Goal of the exercise – Copy every one of the following rows word for word, keeping each character and line unchanged.

Dataset extract –

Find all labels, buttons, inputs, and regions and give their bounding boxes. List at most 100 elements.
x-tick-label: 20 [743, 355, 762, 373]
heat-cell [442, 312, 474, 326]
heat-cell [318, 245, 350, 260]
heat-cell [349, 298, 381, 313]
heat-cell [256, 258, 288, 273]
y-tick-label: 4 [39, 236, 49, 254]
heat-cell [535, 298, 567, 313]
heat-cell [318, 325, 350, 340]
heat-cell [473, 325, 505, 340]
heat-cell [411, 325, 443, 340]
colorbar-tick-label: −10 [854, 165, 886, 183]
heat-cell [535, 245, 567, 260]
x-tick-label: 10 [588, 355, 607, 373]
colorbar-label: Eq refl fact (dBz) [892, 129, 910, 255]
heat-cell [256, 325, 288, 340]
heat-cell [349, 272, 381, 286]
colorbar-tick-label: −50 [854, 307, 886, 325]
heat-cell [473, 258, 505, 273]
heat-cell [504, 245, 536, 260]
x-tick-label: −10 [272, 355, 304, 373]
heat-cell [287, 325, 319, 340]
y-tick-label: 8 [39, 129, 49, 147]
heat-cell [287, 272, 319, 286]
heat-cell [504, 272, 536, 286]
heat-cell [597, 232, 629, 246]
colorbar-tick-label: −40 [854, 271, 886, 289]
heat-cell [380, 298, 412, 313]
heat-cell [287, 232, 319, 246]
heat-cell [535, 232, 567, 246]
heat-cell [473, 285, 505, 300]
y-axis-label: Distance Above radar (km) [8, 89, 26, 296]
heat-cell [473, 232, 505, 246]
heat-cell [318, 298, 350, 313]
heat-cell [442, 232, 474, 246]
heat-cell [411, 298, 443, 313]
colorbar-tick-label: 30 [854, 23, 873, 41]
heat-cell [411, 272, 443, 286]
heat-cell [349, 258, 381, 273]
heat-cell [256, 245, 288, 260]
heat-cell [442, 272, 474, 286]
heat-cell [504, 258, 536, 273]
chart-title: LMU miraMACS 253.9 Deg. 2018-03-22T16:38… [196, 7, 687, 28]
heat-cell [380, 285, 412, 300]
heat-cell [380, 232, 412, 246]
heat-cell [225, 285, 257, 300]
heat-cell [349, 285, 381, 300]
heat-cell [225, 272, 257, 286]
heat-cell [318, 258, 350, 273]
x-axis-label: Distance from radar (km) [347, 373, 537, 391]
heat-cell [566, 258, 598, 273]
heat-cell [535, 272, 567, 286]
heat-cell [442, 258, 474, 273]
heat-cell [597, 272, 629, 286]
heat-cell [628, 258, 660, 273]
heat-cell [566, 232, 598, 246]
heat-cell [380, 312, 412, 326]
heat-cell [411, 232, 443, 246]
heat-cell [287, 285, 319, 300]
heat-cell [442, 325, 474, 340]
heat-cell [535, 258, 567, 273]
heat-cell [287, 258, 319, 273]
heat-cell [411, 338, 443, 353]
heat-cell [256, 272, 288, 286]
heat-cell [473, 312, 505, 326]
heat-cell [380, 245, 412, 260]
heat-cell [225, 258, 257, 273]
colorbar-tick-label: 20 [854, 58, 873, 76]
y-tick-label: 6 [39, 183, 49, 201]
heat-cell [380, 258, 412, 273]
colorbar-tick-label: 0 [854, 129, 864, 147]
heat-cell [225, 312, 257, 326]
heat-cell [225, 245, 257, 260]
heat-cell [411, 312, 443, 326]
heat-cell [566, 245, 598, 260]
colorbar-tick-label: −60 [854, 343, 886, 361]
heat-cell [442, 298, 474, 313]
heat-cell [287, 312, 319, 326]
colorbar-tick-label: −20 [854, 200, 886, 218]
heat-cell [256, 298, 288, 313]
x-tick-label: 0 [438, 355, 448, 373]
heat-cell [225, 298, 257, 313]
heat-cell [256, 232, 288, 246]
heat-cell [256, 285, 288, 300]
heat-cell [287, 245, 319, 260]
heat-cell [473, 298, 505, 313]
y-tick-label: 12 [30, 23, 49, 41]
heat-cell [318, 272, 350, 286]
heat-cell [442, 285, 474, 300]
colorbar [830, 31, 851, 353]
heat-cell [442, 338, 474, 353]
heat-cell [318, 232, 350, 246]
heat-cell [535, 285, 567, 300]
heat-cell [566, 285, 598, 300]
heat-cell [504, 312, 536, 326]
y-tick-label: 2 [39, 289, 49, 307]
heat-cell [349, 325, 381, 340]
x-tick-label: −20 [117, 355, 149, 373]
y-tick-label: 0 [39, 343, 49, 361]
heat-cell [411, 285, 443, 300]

Complete answer –
Find all labels, buttons, inputs, and regions and give their bounding boxes. List at most 100 elements.
x-tick-label: 20 [743, 355, 762, 373]
heat-cell [442, 312, 474, 326]
heat-cell [318, 245, 350, 260]
heat-cell [349, 298, 381, 313]
heat-cell [256, 258, 288, 273]
y-tick-label: 4 [39, 236, 49, 254]
heat-cell [535, 298, 567, 313]
heat-cell [318, 325, 350, 340]
heat-cell [473, 325, 505, 340]
heat-cell [411, 325, 443, 340]
colorbar-tick-label: −10 [854, 165, 886, 183]
heat-cell [535, 245, 567, 260]
x-tick-label: 10 [588, 355, 607, 373]
colorbar-label: Eq refl fact (dBz) [892, 129, 910, 255]
heat-cell [256, 325, 288, 340]
heat-cell [349, 272, 381, 286]
colorbar-tick-label: −50 [854, 307, 886, 325]
heat-cell [473, 258, 505, 273]
heat-cell [504, 245, 536, 260]
x-tick-label: −10 [272, 355, 304, 373]
heat-cell [287, 325, 319, 340]
y-tick-label: 8 [39, 129, 49, 147]
heat-cell [287, 272, 319, 286]
heat-cell [504, 272, 536, 286]
heat-cell [597, 232, 629, 246]
colorbar-tick-label: −40 [854, 271, 886, 289]
heat-cell [380, 298, 412, 313]
heat-cell [287, 232, 319, 246]
heat-cell [535, 232, 567, 246]
heat-cell [473, 285, 505, 300]
y-axis-label: Distance Above radar (km) [8, 89, 26, 296]
heat-cell [473, 232, 505, 246]
heat-cell [318, 298, 350, 313]
heat-cell [442, 232, 474, 246]
heat-cell [411, 298, 443, 313]
colorbar-tick-label: 30 [854, 23, 873, 41]
heat-cell [411, 272, 443, 286]
heat-cell [349, 258, 381, 273]
heat-cell [256, 245, 288, 260]
heat-cell [442, 272, 474, 286]
heat-cell [504, 258, 536, 273]
chart-title: LMU miraMACS 253.9 Deg. 2018-03-22T16:38… [196, 7, 687, 28]
heat-cell [380, 285, 412, 300]
heat-cell [380, 232, 412, 246]
heat-cell [225, 285, 257, 300]
heat-cell [349, 285, 381, 300]
heat-cell [225, 272, 257, 286]
heat-cell [318, 258, 350, 273]
x-axis-label: Distance from radar (km) [347, 373, 537, 391]
heat-cell [566, 258, 598, 273]
heat-cell [535, 272, 567, 286]
heat-cell [442, 258, 474, 273]
heat-cell [597, 272, 629, 286]
heat-cell [628, 258, 660, 273]
heat-cell [566, 232, 598, 246]
heat-cell [380, 312, 412, 326]
heat-cell [411, 232, 443, 246]
heat-cell [287, 285, 319, 300]
heat-cell [442, 325, 474, 340]
heat-cell [535, 258, 567, 273]
heat-cell [287, 258, 319, 273]
heat-cell [411, 338, 443, 353]
heat-cell [256, 272, 288, 286]
heat-cell [473, 312, 505, 326]
heat-cell [380, 245, 412, 260]
heat-cell [225, 258, 257, 273]
colorbar-tick-label: 20 [854, 58, 873, 76]
y-tick-label: 6 [39, 183, 49, 201]
heat-cell [380, 258, 412, 273]
colorbar-tick-label: 0 [854, 129, 864, 147]
heat-cell [225, 312, 257, 326]
heat-cell [225, 245, 257, 260]
heat-cell [411, 312, 443, 326]
heat-cell [566, 245, 598, 260]
colorbar-tick-label: −60 [854, 343, 886, 361]
heat-cell [442, 298, 474, 313]
heat-cell [287, 312, 319, 326]
colorbar-tick-label: −20 [854, 200, 886, 218]
heat-cell [256, 298, 288, 313]
x-tick-label: 0 [438, 355, 448, 373]
heat-cell [225, 298, 257, 313]
heat-cell [256, 232, 288, 246]
heat-cell [256, 285, 288, 300]
heat-cell [287, 245, 319, 260]
heat-cell [473, 298, 505, 313]
y-tick-label: 12 [30, 23, 49, 41]
heat-cell [318, 272, 350, 286]
heat-cell [442, 285, 474, 300]
colorbar [830, 31, 851, 353]
heat-cell [442, 338, 474, 353]
heat-cell [318, 232, 350, 246]
heat-cell [535, 285, 567, 300]
heat-cell [566, 285, 598, 300]
heat-cell [504, 312, 536, 326]
y-tick-label: 2 [39, 289, 49, 307]
heat-cell [349, 325, 381, 340]
x-tick-label: −20 [117, 355, 149, 373]
y-tick-label: 0 [39, 343, 49, 361]
heat-cell [411, 285, 443, 300]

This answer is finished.